#### Available records
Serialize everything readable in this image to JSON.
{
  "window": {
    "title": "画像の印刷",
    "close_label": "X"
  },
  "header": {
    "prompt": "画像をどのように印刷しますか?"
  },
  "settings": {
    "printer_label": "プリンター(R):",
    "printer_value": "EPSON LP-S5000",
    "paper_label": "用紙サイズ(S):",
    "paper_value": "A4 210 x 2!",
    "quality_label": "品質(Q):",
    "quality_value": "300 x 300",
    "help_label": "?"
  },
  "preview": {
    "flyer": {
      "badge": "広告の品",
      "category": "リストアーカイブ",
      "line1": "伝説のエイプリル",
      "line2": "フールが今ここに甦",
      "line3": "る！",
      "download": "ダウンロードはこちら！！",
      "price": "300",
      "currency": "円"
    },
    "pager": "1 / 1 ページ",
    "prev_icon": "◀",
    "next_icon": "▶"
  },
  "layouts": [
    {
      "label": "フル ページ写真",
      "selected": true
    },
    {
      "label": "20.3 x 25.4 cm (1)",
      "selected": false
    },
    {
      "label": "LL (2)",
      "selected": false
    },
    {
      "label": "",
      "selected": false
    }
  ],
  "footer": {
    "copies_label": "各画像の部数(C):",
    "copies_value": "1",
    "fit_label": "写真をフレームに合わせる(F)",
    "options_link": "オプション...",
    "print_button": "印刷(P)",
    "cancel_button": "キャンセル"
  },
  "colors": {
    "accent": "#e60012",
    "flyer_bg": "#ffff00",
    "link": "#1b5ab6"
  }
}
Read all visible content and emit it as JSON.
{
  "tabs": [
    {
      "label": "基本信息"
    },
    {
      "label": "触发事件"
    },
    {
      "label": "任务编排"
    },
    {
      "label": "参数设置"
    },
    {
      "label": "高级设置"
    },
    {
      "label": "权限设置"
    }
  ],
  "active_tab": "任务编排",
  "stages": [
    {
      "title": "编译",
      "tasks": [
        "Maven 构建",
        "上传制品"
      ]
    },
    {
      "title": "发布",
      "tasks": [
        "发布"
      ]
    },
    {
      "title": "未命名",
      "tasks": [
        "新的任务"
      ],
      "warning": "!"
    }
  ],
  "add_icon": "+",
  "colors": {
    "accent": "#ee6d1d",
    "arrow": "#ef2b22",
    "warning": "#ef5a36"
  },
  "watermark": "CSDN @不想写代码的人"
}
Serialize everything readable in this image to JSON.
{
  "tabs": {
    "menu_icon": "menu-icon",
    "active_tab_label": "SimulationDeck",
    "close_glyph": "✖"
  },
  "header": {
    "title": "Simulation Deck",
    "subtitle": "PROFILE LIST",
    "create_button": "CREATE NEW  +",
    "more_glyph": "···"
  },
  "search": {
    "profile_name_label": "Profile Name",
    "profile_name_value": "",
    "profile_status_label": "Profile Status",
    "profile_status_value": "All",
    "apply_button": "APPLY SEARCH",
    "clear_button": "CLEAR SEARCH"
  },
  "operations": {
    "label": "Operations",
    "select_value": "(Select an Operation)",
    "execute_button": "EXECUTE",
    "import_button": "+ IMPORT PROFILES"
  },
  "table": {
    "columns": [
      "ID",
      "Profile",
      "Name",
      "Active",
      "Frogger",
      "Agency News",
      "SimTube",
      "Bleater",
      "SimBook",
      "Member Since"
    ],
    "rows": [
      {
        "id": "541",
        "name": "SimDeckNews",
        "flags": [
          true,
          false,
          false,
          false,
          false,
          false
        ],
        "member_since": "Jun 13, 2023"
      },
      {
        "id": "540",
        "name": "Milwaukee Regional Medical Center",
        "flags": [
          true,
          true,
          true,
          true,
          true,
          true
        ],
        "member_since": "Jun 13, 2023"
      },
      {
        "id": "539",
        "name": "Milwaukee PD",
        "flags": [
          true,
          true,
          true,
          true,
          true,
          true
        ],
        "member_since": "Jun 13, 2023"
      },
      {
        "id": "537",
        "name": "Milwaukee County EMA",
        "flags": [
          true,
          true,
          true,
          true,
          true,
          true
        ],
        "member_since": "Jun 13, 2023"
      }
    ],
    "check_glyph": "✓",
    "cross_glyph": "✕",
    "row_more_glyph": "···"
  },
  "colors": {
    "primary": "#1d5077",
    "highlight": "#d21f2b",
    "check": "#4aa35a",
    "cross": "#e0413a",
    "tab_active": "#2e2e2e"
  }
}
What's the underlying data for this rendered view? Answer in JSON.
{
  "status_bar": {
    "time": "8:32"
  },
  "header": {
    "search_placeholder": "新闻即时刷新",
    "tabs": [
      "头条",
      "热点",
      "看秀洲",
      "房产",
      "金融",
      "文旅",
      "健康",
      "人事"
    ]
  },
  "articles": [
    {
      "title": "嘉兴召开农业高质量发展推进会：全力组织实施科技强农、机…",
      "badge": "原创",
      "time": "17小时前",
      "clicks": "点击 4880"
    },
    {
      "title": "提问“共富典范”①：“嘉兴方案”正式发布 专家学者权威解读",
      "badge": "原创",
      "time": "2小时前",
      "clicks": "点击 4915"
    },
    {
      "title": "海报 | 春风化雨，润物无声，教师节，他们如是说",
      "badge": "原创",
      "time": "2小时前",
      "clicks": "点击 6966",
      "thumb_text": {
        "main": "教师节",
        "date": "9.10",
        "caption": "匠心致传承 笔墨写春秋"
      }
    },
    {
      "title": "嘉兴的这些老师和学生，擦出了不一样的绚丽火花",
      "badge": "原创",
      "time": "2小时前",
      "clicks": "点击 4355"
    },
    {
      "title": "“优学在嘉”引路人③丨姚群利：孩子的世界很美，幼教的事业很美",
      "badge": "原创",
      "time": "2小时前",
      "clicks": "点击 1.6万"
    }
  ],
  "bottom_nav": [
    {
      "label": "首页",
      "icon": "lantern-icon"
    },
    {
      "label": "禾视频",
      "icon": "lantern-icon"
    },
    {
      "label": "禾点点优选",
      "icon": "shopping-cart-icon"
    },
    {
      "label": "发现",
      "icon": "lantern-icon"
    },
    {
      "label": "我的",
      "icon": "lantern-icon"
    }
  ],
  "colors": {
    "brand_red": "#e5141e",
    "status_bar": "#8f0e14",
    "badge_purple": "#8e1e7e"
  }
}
--
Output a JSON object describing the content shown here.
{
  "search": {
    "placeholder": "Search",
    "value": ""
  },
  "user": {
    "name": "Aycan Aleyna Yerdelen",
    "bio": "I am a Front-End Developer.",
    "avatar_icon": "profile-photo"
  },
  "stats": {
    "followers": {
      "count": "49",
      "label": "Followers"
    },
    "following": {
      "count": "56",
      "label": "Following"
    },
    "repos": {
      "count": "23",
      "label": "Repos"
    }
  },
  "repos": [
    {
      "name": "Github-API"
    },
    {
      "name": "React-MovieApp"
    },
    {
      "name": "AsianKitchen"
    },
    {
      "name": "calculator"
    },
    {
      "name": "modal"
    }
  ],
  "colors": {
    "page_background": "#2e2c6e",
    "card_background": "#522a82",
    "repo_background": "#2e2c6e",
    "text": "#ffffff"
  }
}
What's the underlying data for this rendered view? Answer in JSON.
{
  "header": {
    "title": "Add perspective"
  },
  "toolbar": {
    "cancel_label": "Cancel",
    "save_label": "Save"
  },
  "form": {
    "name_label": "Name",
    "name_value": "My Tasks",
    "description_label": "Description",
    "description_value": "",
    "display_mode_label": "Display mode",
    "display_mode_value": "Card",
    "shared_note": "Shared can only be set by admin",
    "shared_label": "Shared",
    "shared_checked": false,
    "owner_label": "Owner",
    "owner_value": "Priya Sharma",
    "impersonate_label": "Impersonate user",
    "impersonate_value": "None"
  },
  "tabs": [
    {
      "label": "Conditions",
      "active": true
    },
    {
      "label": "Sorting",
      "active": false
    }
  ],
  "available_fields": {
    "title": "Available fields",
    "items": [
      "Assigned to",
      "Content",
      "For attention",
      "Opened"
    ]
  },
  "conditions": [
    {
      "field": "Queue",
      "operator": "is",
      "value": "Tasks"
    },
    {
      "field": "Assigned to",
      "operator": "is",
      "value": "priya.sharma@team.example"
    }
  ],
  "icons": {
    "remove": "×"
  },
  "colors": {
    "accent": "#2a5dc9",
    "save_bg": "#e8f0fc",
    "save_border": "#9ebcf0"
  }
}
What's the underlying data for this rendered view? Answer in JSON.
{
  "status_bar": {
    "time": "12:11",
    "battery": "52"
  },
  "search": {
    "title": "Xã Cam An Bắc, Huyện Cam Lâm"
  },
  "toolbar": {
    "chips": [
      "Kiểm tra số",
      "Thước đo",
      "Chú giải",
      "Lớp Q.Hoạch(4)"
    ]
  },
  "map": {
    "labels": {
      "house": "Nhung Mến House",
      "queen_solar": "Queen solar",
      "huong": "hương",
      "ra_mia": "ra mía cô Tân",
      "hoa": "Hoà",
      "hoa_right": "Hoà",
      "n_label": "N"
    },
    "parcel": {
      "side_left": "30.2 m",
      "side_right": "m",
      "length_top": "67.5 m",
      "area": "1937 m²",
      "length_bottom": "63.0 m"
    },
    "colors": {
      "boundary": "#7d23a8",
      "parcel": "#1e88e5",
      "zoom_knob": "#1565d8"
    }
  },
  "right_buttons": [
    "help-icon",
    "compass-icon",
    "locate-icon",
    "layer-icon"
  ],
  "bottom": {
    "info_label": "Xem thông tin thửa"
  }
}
* * *
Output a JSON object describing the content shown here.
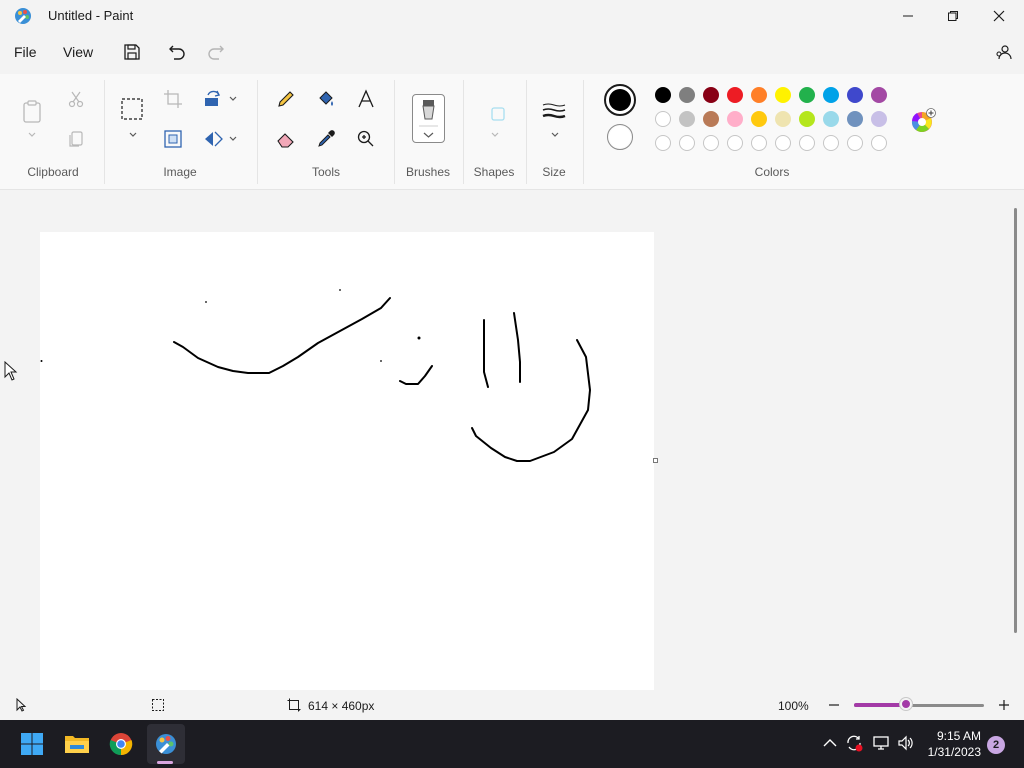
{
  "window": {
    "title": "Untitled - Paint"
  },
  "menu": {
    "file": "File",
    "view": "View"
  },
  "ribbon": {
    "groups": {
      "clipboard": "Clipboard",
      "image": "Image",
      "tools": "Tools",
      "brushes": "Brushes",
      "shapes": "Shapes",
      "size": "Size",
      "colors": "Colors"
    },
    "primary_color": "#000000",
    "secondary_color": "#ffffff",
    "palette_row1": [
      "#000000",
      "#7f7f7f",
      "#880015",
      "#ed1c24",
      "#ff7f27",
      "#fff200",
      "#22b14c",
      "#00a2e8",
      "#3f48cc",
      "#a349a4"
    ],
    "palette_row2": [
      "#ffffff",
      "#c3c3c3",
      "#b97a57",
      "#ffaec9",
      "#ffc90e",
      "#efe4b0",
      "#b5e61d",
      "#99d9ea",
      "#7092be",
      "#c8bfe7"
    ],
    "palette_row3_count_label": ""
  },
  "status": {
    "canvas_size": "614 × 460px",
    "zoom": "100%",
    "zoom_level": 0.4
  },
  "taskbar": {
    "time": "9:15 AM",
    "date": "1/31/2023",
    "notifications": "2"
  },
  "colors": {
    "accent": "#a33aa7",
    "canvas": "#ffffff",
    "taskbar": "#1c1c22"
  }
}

#### Written problem
Scan the listing above. Collect all lines with the word "user".

#### Response to this task
  "user": {
    "impersonate_label": "Impersonate user",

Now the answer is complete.